(begin)
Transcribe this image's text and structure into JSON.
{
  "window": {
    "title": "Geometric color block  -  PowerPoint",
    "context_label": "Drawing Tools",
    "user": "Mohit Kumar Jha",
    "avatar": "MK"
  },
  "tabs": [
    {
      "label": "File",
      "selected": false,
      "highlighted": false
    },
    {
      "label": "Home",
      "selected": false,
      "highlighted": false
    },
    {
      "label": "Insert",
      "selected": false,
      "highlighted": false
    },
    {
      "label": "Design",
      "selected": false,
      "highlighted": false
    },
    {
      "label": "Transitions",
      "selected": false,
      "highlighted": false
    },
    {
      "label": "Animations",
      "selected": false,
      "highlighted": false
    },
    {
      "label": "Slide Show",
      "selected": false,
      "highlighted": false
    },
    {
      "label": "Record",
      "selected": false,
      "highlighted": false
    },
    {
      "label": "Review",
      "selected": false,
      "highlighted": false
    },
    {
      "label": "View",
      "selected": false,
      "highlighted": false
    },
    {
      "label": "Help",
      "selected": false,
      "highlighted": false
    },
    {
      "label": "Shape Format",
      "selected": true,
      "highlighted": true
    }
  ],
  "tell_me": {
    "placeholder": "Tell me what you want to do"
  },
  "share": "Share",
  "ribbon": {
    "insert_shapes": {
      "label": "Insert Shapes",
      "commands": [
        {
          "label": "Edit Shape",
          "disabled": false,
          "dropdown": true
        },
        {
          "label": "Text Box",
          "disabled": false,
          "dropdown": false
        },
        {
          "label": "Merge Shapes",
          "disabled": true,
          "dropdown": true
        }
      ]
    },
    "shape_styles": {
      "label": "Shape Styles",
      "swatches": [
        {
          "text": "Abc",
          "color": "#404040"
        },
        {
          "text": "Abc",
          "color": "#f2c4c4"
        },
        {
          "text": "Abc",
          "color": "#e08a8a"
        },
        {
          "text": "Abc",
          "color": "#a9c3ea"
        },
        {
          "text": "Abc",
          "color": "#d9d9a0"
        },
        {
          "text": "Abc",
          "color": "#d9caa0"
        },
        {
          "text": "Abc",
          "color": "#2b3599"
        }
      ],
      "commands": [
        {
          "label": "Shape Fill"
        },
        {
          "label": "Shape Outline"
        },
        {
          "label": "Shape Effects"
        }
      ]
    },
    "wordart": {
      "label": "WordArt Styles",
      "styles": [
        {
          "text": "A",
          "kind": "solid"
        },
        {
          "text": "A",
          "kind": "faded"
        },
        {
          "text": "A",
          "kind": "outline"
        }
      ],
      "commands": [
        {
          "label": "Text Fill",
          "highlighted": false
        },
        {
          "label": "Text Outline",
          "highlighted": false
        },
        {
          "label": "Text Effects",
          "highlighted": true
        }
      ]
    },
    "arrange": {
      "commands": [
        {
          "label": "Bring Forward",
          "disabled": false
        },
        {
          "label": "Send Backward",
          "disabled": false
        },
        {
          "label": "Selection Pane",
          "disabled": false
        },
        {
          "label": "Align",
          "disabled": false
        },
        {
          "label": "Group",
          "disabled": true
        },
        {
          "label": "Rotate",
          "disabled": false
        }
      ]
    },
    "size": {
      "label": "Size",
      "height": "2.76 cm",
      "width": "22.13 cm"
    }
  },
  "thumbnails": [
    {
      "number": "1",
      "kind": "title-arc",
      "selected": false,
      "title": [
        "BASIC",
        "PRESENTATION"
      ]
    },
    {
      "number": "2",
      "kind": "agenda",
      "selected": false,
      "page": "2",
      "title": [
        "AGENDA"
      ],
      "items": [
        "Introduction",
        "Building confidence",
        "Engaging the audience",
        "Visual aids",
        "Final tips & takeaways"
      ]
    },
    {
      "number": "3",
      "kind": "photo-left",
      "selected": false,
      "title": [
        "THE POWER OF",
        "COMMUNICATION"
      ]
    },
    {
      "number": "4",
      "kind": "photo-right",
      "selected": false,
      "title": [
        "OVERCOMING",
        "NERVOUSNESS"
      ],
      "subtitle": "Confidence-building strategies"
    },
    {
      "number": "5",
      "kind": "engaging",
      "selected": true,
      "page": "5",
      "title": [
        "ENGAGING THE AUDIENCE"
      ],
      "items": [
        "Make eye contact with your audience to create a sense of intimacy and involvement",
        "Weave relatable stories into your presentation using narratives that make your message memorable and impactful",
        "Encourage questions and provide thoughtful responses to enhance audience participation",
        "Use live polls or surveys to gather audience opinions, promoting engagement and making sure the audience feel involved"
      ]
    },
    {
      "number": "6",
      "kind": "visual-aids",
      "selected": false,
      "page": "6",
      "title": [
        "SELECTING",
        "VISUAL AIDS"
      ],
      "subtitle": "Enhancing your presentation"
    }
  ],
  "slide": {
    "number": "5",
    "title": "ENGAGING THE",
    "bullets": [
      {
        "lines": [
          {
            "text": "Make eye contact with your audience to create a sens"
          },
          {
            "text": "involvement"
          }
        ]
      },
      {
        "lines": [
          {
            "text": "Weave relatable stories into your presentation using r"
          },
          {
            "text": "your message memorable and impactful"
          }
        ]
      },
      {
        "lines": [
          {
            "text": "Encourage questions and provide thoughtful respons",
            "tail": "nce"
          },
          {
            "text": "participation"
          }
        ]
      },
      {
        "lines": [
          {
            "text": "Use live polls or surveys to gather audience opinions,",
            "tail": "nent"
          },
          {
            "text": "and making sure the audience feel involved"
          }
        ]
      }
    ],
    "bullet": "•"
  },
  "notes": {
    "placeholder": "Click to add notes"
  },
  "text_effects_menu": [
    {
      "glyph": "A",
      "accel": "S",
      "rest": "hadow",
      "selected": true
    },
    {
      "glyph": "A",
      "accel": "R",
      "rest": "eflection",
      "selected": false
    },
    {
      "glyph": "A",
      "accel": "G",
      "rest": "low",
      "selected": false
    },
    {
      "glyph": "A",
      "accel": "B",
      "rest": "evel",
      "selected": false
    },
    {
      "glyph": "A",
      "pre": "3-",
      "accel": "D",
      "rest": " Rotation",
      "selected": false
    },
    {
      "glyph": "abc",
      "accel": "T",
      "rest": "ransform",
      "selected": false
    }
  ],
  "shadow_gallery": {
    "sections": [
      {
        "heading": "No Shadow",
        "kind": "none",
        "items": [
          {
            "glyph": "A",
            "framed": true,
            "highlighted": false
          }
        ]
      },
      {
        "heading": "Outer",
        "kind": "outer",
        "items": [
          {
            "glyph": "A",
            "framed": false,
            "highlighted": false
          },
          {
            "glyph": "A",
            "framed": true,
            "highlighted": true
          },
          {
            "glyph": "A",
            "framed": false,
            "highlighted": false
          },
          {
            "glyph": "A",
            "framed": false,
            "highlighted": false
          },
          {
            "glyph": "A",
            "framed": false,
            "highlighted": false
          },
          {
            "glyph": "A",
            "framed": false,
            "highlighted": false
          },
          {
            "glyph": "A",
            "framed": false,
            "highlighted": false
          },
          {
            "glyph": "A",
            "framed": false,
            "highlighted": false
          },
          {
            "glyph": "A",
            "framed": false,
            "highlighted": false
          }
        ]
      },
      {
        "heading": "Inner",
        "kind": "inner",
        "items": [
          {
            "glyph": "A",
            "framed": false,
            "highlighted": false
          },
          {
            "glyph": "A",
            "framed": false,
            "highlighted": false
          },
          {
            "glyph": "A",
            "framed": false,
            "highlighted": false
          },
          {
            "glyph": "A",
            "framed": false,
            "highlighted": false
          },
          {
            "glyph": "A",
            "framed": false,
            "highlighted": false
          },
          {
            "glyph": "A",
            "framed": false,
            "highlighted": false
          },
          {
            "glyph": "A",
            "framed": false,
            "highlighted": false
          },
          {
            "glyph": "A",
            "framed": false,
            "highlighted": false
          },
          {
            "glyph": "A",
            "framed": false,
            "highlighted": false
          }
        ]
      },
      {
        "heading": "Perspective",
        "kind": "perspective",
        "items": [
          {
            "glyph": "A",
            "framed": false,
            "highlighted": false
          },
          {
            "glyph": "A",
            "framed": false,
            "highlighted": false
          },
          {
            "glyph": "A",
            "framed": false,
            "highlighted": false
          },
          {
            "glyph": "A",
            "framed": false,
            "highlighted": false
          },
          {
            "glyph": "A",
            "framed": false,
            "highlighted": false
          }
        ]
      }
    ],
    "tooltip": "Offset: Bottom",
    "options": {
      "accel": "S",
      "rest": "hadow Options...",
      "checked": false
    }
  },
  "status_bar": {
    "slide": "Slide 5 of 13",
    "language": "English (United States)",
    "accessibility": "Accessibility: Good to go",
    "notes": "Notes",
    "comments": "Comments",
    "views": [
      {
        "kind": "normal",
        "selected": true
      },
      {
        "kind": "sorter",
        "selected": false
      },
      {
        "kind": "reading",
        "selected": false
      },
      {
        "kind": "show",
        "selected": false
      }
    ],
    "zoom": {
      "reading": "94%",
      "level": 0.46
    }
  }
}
(end)
**Exercise objective:** From the entries above, extract every line where the word "color" appears.

**Written response:**
    "title": "Geometric color block  -  PowerPoint",
          "color": "#404040"
          "color": "#f2c4c4"
          "color": "#e08a8a"
          "color": "#a9c3ea"
          "color": "#d9d9a0"
          "color": "#d9caa0"
          "color": "#2b3599"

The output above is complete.